* [WRITTEN TASK] Repeat the records exactly. Every line must match.
Start
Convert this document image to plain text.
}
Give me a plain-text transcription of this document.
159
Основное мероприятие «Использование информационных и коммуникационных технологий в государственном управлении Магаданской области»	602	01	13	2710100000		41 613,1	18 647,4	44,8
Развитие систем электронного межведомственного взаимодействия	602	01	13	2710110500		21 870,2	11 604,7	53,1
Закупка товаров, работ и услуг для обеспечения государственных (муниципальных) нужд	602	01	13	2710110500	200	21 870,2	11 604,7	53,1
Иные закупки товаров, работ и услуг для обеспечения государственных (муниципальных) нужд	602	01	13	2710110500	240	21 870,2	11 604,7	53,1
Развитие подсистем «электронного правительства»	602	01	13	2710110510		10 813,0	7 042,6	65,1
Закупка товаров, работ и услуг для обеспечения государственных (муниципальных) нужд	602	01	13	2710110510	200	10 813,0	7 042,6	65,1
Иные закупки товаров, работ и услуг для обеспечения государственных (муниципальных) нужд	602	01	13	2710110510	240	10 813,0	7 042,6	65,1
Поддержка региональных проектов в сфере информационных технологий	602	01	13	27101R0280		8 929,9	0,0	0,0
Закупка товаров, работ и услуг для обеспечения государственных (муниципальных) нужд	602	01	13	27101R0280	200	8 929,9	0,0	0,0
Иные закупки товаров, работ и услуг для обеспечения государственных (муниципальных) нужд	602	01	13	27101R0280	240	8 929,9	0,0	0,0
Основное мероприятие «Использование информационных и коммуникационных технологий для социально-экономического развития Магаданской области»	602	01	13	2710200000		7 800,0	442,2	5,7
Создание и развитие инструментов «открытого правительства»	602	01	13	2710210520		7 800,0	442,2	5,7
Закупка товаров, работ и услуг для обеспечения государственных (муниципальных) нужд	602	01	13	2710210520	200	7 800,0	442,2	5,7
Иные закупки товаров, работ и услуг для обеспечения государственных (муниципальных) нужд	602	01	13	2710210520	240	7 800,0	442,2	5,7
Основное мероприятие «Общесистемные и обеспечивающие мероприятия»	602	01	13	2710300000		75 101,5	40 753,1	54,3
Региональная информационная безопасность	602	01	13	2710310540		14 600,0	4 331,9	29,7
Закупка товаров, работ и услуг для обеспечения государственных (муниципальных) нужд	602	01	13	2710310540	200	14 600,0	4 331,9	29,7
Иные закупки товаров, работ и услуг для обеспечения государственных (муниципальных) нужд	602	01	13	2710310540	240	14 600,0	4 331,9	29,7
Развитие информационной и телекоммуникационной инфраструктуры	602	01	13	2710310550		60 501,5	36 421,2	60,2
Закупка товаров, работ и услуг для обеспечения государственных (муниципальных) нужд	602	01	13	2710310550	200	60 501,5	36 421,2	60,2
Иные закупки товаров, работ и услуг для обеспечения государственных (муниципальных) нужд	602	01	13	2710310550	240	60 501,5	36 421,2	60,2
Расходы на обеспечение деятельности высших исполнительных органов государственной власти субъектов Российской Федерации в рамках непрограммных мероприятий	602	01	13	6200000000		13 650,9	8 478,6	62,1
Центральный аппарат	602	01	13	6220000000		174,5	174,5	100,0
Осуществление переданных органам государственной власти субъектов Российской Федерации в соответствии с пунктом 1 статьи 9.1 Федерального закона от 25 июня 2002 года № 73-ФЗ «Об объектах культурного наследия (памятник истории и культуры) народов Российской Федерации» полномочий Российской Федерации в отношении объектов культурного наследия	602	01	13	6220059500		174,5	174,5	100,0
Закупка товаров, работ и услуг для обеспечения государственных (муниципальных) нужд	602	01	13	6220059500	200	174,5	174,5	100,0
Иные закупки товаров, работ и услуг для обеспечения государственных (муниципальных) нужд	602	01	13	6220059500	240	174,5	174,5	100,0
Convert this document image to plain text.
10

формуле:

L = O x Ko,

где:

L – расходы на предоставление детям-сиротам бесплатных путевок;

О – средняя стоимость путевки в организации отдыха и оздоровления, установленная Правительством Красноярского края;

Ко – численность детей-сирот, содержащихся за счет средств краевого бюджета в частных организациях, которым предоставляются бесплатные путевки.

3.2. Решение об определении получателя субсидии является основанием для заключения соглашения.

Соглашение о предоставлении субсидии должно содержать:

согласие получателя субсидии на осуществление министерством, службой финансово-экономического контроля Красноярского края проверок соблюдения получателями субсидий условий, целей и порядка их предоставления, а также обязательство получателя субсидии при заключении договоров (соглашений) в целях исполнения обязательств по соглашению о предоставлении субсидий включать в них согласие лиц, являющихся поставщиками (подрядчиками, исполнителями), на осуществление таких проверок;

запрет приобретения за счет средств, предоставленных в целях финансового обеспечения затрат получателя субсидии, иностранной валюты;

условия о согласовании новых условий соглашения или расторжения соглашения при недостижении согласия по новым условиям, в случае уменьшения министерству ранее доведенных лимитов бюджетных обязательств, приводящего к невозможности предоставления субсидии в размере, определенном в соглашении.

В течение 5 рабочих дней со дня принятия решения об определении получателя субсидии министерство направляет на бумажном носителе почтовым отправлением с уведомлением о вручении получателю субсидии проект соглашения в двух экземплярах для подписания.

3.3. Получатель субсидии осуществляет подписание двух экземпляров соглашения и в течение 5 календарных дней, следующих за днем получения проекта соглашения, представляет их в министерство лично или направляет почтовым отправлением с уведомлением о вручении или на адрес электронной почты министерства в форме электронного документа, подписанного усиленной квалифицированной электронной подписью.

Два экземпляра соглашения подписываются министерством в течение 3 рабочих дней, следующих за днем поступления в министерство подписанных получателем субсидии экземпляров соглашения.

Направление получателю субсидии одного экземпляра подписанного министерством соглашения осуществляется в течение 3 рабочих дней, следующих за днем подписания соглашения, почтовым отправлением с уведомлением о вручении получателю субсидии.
End
* [PROBLEM SOLUTION]
Convert this document image to plain text.
}
Give me a plain-text transcription of this document.
159
Основное мероприятие «Использование информационных и коммуникационных технологий в государственном управлении Магаданской области»	602	01	13	2710100000		41 613,1	18 647,4	44,8
Развитие систем электронного межведомственного взаимодействия	602	01	13	2710110500		21 870,2	11 604,7	53,1
Закупка товаров, работ и услуг для обеспечения государственных (муниципальных) нужд	602	01	13	2710110500	200	21 870,2	11 604,7	53,1
Иные закупки товаров, работ и услуг для обеспечения государственных (муниципальных) нужд	602	01	13	2710110500	240	21 870,2	11 604,7	53,1
Развитие подсистем «электронного правительства»	602	01	13	2710110510		10 813,0	7 042,6	65,1
Закупка товаров, работ и услуг для обеспечения государственных (муниципальных) нужд	602	01	13	2710110510	200	10 813,0	7 042,6	65,1
Иные закупки товаров, работ и услуг для обеспечения государственных (муниципальных) нужд	602	01	13	2710110510	240	10 813,0	7 042,6	65,1
Поддержка региональных проектов в сфере информационных технологий	602	01	13	27101R0280		8 929,9	0,0	0,0
Закупка товаров, работ и услуг для обеспечения государственных (муниципальных) нужд	602	01	13	27101R0280	200	8 929,9	0,0	0,0
Иные закупки товаров, работ и услуг для обеспечения государственных (муниципальных) нужд	602	01	13	27101R0280	240	8 929,9	0,0	0,0
Основное мероприятие «Использование информационных и коммуникационных технологий для социально-экономического развития Магаданской области»	602	01	13	2710200000		7 800,0	442,2	5,7
Создание и развитие инструментов «открытого правительства»	602	01	13	2710210520		7 800,0	442,2	5,7
Закупка товаров, работ и услуг для обеспечения государственных (муниципальных) нужд	602	01	13	2710210520	200	7 800,0	442,2	5,7
Иные закупки товаров, работ и услуг для обеспечения государственных (муниципальных) нужд	602	01	13	2710210520	240	7 800,0	442,2	5,7
Основное мероприятие «Общесистемные и обеспечивающие мероприятия»	602	01	13	2710300000		75 101,5	40 753,1	54,3
Региональная информационная безопасность	602	01	13	2710310540		14 600,0	4 331,9	29,7
Закупка товаров, работ и услуг для обеспечения государственных (муниципальных) нужд	602	01	13	2710310540	200	14 600,0	4 331,9	29,7
Иные закупки товаров, работ и услуг для обеспечения государственных (муниципальных) нужд	602	01	13	2710310540	240	14 600,0	4 331,9	29,7
Развитие информационной и телекоммуникационной инфраструктуры	602	01	13	2710310550		60 501,5	36 421,2	60,2
Закупка товаров, работ и услуг для обеспечения государственных (муниципальных) нужд	602	01	13	2710310550	200	60 501,5	36 421,2	60,2
Иные закупки товаров, работ и услуг для обеспечения государственных (муниципальных) нужд	602	01	13	2710310550	240	60 501,5	36 421,2	60,2
Расходы на обеспечение деятельности высших исполнительных органов государственной власти субъектов Российской Федерации в рамках непрограммных мероприятий	602	01	13	6200000000		13 650,9	8 478,6	62,1
Центральный аппарат	602	01	13	6220000000		174,5	174,5	100,0
Осуществление переданных органам государственной власти субъектов Российской Федерации в соответствии с пунктом 1 статьи 9.1 Федерального закона от 25 июня 2002 года № 73-ФЗ «Об объектах культурного наследия (памятник истории и культуры) народов Российской Федерации» полномочий Российской Федерации в отношении объектов культурного наследия	602	01	13	6220059500		174,5	174,5	100,0
Закупка товаров, работ и услуг для обеспечения государственных (муниципальных) нужд	602	01	13	6220059500	200	174,5	174,5	100,0
Иные закупки товаров, работ и услуг для обеспечения государственных (муниципальных) нужд	602	01	13	6220059500	240	174,5	174,5	100,0
Convert this document image to plain text.
10

формуле:

L = O x Ko,

где:

L – расходы на предоставление детям-сиротам бесплатных путевок;

О – средняя стоимость путевки в организации отдыха и оздоровления, установленная Правительством Красноярского края;

Ко – численность детей-сирот, содержащихся за счет средств краевого бюджета в частных организациях, которым предоставляются бесплатные путевки.

3.2. Решение об определении получателя субсидии является основанием для заключения соглашения.

Соглашение о предоставлении субсидии должно содержать:

согласие получателя субсидии на осуществление министерством, службой финансово-экономического контроля Красноярского края проверок соблюдения получателями субсидий условий, целей и порядка их предоставления, а также обязательство получателя субсидии при заключении договоров (соглашений) в целях исполнения обязательств по соглашению о предоставлении субсидий включать в них согласие лиц, являющихся поставщиками (подрядчиками, исполнителями), на осуществление таких проверок;

запрет приобретения за счет средств, предоставленных в целях финансового обеспечения затрат получателя субсидии, иностранной валюты;

условия о согласовании новых условий соглашения или расторжения соглашения при недостижении согласия по новым условиям, в случае уменьшения министерству ранее доведенных лимитов бюджетных обязательств, приводящего к невозможности предоставления субсидии в размере, определенном в соглашении.

В течение 5 рабочих дней со дня принятия решения об определении получателя субсидии министерство направляет на бумажном носителе почтовым отправлением с уведомлением о вручении получателю субсидии проект соглашения в двух экземплярах для подписания.

3.3. Получатель субсидии осуществляет подписание двух экземпляров соглашения и в течение 5 календарных дней, следующих за днем получения проекта соглашения, представляет их в министерство лично или направляет почтовым отправлением с уведомлением о вручении или на адрес электронной почты министерства в форме электронного документа, подписанного усиленной квалифицированной электронной подписью.

Два экземпляра соглашения подписываются министерством в течение 3 рабочих дней, следующих за днем поступления в министерство подписанных получателем субсидии экземпляров соглашения.

Направление получателю субсидии одного экземпляра подписанного министерством соглашения осуществляется в течение 3 рабочих дней, следующих за днем подписания соглашения, почтовым отправлением с уведомлением о вручении получателю субсидии.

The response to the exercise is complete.